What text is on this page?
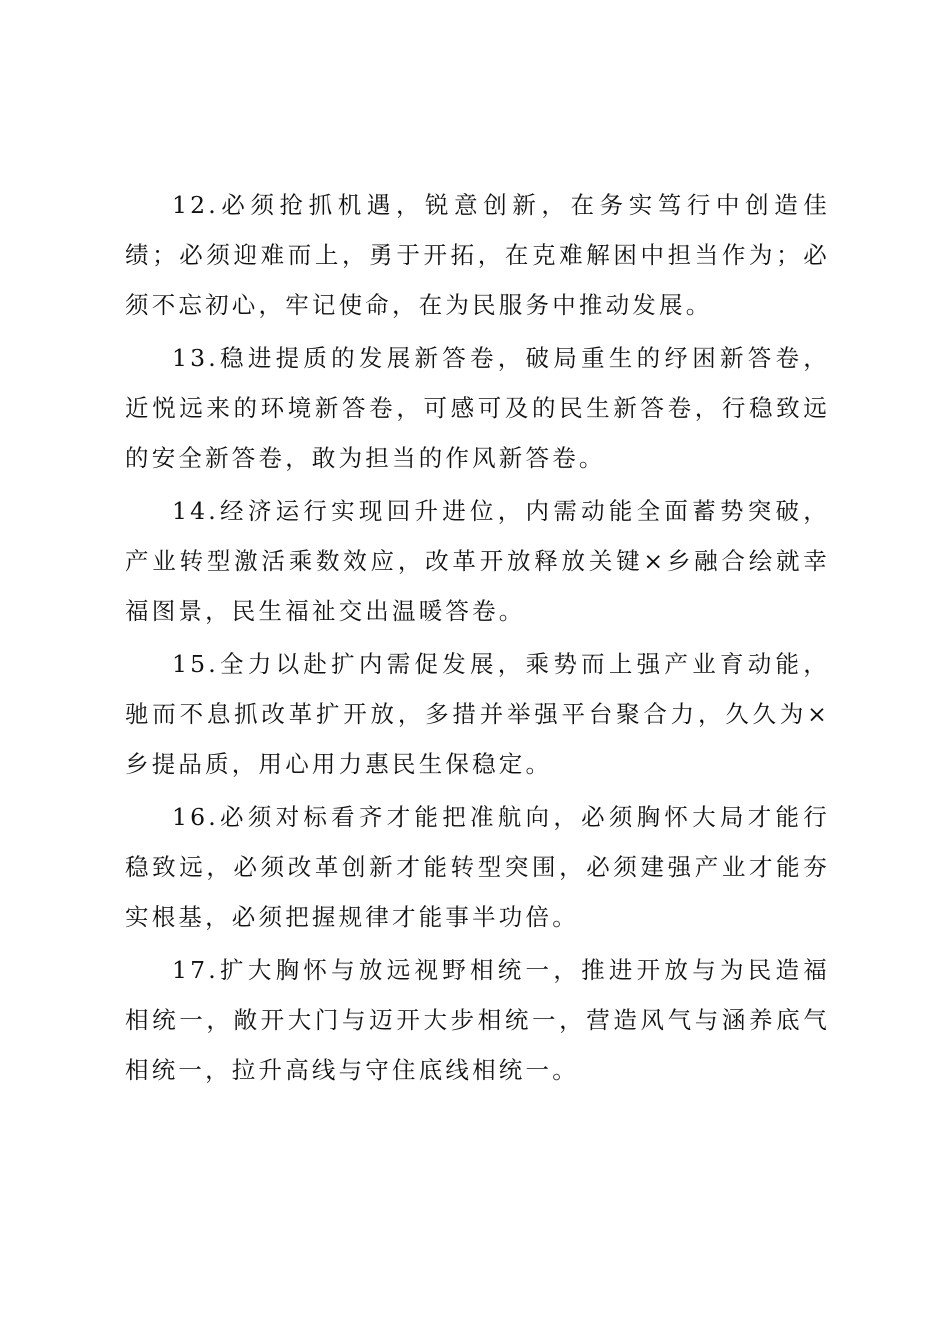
12.必须抢抓机遇，锐意创新，在务实笃行中创造佳绩；必须迎难而上，勇于开拓，在克难解困中担当作为；必须不忘初心，牢记使命，在为民服务中推动发展。

13.稳进提质的发展新答卷，破局重生的纾困新答卷，近悦远来的环境新答卷，可感可及的民生新答卷，行稳致远的安全新答卷，敢为担当的作风新答卷。

14.经济运行实现回升进位，内需动能全面蓄势突破，产业转型激活乘数效应，改革开放释放关键×乡融合绘就幸福图景，民生福祉交出温暖答卷。

15.全力以赴扩内需促发展，乘势而上强产业育动能，驰而不息抓改革扩开放，多措并举强平台聚合力，久久为×乡提品质，用心用力惠民生保稳定。

16.必须对标看齐才能把准航向，必须胸怀大局才能行稳致远，必须改革创新才能转型突围，必须建强产业才能夯实根基，必须把握规律才能事半功倍。

17.扩大胸怀与放远视野相统一，推进开放与为民造福相统一，敞开大门与迈开大步相统一，营造风气与涵养底气相统一，拉升高线与守住底线相统一。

● **Exercise aim**
Omit every picture, then repeat the remaining data exactly as it appears above.

● **Result of the task**
What text is on this page?
12.必须抢抓机遇，锐意创新，在务实笃行中创造佳绩；必须迎难而上，勇于开拓，在克难解困中担当作为；必须不忘初心，牢记使命，在为民服务中推动发展。

13.稳进提质的发展新答卷，破局重生的纾困新答卷，近悦远来的环境新答卷，可感可及的民生新答卷，行稳致远的安全新答卷，敢为担当的作风新答卷。

14.经济运行实现回升进位，内需动能全面蓄势突破，产业转型激活乘数效应，改革开放释放关键×乡融合绘就幸福图景，民生福祉交出温暖答卷。

15.全力以赴扩内需促发展，乘势而上强产业育动能，驰而不息抓改革扩开放，多措并举强平台聚合力，久久为×乡提品质，用心用力惠民生保稳定。

16.必须对标看齐才能把准航向，必须胸怀大局才能行稳致远，必须改革创新才能转型突围，必须建强产业才能夯实根基，必须把握规律才能事半功倍。

17.扩大胸怀与放远视野相统一，推进开放与为民造福相统一，敞开大门与迈开大步相统一，营造风气与涵养底气相统一，拉升高线与守住底线相统一。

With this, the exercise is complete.